→ **The request**
Exactly as written, transcribe the lines that run from the one containing "Give me the" to the end of the records below.

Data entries
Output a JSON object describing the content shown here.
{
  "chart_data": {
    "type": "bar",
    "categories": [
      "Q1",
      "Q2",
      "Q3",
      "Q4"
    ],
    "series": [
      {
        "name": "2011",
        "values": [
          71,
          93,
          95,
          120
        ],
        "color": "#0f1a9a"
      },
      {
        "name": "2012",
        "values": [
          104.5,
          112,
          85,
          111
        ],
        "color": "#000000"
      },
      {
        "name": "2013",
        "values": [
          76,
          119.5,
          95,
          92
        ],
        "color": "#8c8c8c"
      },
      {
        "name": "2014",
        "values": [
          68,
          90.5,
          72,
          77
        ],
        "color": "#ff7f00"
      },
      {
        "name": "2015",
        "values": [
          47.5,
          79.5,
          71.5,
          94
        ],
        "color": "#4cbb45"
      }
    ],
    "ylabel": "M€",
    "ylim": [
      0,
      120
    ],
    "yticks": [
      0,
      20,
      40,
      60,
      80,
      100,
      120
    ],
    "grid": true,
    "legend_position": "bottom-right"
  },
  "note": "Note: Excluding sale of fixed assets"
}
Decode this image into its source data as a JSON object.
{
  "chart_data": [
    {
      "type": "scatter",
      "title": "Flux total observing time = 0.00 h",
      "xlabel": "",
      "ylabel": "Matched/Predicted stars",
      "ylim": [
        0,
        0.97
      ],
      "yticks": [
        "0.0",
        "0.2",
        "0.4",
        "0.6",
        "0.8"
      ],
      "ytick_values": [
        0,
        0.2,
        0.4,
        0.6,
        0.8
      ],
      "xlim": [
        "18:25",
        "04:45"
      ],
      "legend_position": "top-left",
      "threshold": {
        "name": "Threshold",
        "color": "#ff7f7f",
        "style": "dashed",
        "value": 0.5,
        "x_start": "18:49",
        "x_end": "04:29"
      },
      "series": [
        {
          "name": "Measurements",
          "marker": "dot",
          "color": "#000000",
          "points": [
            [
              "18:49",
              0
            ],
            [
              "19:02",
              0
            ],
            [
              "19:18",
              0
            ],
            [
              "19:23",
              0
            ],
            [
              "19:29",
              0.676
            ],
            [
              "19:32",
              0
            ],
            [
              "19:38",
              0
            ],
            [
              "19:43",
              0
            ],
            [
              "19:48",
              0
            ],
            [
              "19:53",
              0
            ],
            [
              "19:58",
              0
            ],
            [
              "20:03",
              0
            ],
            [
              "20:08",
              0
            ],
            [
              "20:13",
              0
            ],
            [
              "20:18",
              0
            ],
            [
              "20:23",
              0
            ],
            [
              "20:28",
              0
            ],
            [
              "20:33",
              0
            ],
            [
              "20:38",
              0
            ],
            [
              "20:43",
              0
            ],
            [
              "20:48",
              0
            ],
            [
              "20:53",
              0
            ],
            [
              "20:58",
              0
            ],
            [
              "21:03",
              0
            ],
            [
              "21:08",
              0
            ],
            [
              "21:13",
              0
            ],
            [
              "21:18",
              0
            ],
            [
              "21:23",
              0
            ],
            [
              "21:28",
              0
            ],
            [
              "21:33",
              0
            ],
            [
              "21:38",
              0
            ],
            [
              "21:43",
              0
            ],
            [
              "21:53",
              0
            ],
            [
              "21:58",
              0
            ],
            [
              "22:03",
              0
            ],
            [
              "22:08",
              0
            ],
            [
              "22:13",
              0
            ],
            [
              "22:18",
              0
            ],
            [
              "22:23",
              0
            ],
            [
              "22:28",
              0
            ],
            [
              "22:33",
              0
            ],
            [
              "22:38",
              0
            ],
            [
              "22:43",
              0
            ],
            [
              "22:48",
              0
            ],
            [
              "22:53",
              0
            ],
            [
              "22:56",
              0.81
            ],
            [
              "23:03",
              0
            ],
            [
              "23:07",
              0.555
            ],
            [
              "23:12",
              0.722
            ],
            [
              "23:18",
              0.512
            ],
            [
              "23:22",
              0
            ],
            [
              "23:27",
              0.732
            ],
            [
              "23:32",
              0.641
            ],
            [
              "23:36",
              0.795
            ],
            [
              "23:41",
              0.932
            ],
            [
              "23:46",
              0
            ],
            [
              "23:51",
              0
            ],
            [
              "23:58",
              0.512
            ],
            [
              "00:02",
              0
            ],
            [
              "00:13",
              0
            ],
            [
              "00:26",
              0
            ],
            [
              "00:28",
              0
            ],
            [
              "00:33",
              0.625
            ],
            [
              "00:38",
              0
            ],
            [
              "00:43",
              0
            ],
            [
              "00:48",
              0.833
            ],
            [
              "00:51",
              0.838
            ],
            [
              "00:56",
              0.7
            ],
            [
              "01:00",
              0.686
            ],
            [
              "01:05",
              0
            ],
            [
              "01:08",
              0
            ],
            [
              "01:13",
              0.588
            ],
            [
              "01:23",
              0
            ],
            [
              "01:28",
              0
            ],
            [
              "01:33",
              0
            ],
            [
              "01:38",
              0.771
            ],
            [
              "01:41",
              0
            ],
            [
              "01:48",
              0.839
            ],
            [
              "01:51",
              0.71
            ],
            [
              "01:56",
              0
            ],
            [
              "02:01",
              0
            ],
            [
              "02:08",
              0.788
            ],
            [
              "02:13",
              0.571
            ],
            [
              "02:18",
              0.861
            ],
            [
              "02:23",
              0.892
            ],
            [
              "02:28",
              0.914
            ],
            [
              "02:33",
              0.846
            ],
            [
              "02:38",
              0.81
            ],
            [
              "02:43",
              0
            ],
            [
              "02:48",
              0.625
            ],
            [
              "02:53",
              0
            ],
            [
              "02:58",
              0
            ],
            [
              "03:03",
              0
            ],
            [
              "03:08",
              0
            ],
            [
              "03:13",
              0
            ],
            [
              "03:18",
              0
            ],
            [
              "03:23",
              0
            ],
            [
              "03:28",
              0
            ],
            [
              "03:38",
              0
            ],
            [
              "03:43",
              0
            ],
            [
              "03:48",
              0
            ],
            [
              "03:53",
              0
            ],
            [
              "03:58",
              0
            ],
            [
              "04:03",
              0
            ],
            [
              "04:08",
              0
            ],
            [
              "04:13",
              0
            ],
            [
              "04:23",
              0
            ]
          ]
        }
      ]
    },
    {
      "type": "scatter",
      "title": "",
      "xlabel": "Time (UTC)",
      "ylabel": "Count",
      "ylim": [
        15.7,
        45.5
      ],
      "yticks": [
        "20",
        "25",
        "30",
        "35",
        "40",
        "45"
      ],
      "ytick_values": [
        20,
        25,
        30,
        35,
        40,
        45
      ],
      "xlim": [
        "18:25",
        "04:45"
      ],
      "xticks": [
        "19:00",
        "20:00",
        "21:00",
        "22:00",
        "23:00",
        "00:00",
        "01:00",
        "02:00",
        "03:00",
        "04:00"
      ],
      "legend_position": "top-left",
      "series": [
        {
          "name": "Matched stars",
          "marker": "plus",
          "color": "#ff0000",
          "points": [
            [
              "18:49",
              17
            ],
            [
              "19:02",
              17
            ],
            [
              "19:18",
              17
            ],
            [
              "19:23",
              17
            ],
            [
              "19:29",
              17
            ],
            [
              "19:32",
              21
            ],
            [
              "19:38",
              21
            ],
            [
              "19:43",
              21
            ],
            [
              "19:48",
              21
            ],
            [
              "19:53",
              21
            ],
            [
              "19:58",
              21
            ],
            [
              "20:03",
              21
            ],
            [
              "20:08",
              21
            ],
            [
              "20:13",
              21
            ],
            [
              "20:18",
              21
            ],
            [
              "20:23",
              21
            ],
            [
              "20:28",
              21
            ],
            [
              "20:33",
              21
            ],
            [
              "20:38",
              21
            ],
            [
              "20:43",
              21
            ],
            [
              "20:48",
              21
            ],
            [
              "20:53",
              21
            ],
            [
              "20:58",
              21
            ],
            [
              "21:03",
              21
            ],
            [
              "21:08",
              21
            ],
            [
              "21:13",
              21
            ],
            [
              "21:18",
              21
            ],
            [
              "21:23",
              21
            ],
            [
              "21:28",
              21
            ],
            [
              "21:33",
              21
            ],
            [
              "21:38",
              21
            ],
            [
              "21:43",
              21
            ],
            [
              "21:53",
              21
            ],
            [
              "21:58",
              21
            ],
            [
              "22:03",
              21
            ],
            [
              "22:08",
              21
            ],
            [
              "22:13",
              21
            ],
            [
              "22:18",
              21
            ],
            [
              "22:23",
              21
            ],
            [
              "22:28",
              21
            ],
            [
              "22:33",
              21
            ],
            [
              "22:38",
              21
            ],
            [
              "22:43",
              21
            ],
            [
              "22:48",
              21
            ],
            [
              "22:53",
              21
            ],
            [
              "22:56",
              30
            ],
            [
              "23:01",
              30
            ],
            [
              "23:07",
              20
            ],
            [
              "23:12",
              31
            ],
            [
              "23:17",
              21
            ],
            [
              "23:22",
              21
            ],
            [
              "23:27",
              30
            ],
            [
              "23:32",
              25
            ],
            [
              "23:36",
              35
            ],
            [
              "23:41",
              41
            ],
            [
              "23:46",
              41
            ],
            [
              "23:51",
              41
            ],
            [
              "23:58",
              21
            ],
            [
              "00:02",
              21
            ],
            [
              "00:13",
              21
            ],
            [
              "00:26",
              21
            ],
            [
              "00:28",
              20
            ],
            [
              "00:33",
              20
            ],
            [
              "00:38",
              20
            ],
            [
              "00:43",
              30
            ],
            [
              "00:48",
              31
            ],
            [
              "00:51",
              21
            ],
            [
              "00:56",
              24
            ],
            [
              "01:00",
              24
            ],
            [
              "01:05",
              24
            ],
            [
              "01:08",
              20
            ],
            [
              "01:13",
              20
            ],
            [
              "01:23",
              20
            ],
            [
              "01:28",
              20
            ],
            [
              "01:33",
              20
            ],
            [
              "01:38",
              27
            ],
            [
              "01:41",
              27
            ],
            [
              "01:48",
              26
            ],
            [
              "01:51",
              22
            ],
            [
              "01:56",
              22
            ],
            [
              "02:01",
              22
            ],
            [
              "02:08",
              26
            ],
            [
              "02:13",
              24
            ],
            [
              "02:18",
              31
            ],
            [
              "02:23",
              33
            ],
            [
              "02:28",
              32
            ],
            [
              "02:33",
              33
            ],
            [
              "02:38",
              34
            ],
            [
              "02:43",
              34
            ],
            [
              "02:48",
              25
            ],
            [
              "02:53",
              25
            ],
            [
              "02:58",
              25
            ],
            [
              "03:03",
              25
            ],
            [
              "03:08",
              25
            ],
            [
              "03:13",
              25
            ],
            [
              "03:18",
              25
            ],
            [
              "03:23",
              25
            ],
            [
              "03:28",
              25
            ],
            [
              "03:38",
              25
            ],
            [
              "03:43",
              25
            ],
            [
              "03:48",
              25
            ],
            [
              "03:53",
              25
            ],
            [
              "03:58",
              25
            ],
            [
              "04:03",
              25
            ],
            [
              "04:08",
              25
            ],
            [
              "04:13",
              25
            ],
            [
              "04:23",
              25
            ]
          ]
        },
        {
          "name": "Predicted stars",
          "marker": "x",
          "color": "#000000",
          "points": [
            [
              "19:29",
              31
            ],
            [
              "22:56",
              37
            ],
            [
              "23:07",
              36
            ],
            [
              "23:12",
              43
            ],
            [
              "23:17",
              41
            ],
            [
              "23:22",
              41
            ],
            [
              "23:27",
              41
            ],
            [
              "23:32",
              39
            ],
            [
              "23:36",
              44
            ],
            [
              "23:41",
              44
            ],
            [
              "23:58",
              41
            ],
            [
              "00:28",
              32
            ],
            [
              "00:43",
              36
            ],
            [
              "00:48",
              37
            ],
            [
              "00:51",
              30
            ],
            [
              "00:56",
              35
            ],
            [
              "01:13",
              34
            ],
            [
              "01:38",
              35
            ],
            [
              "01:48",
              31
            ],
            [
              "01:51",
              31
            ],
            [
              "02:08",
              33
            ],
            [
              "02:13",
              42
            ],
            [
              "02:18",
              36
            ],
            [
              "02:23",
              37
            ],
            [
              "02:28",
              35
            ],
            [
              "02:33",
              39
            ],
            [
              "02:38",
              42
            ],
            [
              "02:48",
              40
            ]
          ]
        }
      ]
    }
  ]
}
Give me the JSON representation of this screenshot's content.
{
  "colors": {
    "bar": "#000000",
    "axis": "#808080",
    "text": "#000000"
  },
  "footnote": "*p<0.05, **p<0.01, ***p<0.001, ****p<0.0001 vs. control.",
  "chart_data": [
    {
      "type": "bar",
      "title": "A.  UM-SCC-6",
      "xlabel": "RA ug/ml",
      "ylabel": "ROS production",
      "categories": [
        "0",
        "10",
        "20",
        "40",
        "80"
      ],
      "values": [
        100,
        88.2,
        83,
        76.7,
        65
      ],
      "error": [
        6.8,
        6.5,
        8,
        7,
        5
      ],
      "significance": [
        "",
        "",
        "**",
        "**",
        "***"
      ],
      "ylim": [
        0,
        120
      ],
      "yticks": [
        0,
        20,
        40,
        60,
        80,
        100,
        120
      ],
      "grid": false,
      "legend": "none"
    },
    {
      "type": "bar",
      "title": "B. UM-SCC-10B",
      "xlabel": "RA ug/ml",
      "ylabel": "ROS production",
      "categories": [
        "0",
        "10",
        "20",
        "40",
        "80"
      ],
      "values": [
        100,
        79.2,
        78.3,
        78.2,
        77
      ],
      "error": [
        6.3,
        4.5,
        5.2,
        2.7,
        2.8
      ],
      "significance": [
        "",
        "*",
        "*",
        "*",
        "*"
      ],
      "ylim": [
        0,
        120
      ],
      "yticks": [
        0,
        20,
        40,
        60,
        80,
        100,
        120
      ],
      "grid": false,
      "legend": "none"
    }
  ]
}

→ **Response below**
Give me the JSON representation of this screenshot's content.
{
  "colors": {
    "bar": "#000000",
    "axis": "#808080",
    "text": "#000000"
  },
  "footnote": "*p<0.05, **p<0.01, ***p<0.001, ****p<0.0001 vs. control.",
  "chart_data": [
    {
      "type": "bar",
      "title": "A.  UM-SCC-6",
      "xlabel": "RA ug/ml",
      "ylabel": "ROS production",
      "categories": [
        "0",
        "10",
        "20",
        "40",
        "80"
      ],
      "values": [
        100,
        88.2,
        83,
        76.7,
        65
      ],
      "error": [
        6.8,
        6.5,
        8,
        7,
        5
      ],
      "significance": [
        "",
        "",
        "**",
        "**",
        "***"
      ],
      "ylim": [
        0,
        120
      ],
      "yticks": [
        0,
        20,
        40,
        60,
        80,
        100,
        120
      ],
      "grid": false,
      "legend": "none"
    },
    {
      "type": "bar",
      "title": "B. UM-SCC-10B",
      "xlabel": "RA ug/ml",
      "ylabel": "ROS production",
      "categories": [
        "0",
        "10",
        "20",
        "40",
        "80"
      ],
      "values": [
        100,
        79.2,
        78.3,
        78.2,
        77
      ],
      "error": [
        6.3,
        4.5,
        5.2,
        2.7,
        2.8
      ],
      "significance": [
        "",
        "*",
        "*",
        "*",
        "*"
      ],
      "ylim": [
        0,
        120
      ],
      "yticks": [
        0,
        20,
        40,
        60,
        80,
        100,
        120
      ],
      "grid": false,
      "legend": "none"
    }
  ]
}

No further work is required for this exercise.